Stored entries
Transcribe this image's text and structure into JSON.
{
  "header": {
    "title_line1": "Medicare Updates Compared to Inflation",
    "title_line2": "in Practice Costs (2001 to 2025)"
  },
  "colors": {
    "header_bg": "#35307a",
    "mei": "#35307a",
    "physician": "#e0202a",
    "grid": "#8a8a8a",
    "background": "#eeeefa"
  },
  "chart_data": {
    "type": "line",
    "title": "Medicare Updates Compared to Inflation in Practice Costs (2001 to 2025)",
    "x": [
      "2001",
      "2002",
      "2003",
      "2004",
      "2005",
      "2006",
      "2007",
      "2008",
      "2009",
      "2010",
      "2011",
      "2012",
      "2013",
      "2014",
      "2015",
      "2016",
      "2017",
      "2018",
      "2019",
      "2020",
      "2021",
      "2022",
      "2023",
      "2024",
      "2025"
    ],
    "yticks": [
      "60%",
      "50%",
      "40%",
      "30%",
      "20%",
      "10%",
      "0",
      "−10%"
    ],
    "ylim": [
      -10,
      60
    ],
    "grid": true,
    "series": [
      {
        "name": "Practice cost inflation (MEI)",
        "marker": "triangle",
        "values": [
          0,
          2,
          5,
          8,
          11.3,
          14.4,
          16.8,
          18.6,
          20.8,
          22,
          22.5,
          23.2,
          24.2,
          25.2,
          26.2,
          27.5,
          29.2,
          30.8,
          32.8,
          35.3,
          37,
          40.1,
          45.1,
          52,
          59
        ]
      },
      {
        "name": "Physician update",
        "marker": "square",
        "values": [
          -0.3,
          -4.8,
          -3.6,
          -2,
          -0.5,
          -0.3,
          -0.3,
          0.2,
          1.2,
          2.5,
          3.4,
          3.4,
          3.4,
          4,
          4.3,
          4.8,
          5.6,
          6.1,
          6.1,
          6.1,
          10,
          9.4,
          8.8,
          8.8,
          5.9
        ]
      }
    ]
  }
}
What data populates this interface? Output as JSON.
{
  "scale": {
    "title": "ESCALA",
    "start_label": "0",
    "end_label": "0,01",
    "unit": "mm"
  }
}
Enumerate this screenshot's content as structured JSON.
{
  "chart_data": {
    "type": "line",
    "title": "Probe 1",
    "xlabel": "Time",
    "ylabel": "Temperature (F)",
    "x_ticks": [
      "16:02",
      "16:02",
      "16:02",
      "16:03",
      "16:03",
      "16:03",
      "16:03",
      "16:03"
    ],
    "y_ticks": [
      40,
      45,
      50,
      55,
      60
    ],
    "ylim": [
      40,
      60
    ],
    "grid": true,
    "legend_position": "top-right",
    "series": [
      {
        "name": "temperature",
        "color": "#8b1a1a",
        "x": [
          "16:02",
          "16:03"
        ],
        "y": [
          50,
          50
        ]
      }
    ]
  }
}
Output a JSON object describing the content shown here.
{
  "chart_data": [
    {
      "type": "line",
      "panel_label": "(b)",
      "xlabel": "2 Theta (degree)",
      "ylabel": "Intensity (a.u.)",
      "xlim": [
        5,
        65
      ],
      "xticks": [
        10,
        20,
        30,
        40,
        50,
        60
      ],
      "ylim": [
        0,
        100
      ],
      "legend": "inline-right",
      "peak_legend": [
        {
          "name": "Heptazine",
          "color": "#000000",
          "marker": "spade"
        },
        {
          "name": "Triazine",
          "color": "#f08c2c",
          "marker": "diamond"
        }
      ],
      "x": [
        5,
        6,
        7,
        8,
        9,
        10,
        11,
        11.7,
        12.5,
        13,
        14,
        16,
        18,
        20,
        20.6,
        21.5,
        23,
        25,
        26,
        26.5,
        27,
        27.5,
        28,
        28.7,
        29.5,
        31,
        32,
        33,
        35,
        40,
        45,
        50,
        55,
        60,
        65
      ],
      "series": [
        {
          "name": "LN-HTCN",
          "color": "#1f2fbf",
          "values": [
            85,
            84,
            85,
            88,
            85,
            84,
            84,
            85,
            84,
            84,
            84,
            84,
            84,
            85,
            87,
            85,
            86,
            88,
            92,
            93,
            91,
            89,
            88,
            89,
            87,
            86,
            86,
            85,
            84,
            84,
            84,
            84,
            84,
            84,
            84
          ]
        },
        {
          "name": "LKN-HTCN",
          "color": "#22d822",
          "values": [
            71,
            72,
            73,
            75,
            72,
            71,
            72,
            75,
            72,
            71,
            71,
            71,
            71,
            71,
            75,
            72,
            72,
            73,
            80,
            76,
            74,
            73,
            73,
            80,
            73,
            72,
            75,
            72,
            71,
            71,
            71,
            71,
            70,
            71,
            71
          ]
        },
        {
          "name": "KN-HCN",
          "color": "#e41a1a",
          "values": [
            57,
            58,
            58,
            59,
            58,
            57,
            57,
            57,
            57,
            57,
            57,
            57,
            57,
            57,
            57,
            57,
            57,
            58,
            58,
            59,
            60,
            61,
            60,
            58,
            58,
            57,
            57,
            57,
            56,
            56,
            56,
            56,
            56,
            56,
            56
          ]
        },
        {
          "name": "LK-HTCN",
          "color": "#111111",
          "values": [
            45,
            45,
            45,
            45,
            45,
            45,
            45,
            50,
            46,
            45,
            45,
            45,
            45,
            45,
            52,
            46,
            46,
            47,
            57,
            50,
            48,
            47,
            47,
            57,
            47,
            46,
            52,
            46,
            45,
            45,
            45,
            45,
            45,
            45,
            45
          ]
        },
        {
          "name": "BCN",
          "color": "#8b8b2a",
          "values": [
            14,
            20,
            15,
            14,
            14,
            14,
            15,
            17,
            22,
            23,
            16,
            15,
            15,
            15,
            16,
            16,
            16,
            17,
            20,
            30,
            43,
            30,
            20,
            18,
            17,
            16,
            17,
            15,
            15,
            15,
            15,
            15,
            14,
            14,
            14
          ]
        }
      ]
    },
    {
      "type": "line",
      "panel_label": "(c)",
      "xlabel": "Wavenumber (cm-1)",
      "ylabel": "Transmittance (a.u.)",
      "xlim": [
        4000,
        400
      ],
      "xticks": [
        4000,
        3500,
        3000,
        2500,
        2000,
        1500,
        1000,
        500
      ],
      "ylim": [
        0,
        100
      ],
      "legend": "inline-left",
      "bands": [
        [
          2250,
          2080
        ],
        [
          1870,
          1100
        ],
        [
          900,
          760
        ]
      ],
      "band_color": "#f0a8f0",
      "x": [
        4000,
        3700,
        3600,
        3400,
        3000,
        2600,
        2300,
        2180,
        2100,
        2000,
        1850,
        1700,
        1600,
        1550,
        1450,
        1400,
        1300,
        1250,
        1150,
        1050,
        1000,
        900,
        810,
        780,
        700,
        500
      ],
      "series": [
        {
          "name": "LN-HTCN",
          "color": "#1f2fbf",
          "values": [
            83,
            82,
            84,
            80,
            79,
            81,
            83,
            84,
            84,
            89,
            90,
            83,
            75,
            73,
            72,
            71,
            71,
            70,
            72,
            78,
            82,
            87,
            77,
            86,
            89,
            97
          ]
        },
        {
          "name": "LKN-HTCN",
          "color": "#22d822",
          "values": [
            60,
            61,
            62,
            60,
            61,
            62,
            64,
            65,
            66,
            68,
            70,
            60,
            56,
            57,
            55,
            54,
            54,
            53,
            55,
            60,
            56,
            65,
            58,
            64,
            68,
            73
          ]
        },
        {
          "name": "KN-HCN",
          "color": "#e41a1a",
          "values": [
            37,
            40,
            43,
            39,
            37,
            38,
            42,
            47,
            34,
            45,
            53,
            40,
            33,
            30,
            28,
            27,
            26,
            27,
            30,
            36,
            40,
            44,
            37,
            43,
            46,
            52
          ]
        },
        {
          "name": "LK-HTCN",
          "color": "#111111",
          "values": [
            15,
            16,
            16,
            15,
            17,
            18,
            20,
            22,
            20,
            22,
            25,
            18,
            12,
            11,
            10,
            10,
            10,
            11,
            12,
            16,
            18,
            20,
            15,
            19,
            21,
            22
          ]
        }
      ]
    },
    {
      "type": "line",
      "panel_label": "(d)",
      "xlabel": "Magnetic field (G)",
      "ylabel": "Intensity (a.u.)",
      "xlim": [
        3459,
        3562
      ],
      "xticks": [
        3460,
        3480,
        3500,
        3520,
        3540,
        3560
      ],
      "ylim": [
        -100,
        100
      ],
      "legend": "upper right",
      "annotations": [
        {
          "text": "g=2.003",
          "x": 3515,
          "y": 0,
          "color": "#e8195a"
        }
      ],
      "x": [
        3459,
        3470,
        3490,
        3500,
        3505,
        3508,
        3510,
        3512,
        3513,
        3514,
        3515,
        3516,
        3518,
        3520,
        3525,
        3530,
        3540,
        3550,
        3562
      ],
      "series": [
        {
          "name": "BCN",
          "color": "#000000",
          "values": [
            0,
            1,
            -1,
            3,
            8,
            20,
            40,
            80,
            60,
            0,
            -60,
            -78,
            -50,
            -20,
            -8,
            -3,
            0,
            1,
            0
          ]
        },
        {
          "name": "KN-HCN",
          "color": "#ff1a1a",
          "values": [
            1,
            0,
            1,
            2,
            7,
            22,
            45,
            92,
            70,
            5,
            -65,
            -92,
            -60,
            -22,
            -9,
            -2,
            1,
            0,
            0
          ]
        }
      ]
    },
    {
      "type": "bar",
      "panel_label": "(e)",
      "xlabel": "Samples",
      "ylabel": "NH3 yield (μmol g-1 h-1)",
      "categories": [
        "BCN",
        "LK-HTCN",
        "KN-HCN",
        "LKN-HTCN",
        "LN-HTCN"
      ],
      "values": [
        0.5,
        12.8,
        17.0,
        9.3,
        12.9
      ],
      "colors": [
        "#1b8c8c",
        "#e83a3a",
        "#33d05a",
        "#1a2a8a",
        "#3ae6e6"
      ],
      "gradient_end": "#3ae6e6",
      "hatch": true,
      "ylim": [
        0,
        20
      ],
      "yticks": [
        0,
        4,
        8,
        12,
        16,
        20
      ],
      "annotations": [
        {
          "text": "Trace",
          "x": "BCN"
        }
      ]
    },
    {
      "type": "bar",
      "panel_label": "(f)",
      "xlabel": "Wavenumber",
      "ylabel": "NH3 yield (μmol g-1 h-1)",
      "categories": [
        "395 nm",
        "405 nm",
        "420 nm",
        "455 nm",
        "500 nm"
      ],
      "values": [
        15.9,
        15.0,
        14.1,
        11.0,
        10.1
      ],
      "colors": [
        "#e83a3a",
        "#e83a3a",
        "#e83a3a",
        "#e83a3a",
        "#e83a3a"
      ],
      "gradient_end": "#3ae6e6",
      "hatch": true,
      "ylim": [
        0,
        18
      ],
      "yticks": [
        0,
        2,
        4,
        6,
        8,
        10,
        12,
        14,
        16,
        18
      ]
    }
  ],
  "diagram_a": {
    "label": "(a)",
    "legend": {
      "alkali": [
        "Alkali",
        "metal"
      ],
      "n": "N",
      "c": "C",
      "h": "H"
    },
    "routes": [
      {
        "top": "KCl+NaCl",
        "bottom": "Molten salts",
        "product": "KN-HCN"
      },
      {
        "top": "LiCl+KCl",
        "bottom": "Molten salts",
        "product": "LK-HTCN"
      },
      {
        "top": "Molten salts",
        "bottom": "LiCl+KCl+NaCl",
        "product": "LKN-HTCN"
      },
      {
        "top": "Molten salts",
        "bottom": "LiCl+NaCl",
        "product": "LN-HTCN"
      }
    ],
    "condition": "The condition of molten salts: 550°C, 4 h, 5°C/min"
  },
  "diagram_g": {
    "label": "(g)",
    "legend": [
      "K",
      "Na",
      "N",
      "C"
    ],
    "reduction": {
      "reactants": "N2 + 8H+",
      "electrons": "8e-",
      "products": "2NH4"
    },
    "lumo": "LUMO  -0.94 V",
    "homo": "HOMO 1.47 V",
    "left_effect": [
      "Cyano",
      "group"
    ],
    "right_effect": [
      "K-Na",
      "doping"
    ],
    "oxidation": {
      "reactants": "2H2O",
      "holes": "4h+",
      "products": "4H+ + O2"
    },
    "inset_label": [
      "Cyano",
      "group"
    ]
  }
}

# Requirements
Copy, from the material, each line that holds the string "Practice".

# Solution below
    "title_line2": "in Practice Costs (2001 to 2025)"
    "title": "Medicare Updates Compared to Inflation in Practice Costs (2001 to 2025)",
        "name": "Practice cost inflation (MEI)",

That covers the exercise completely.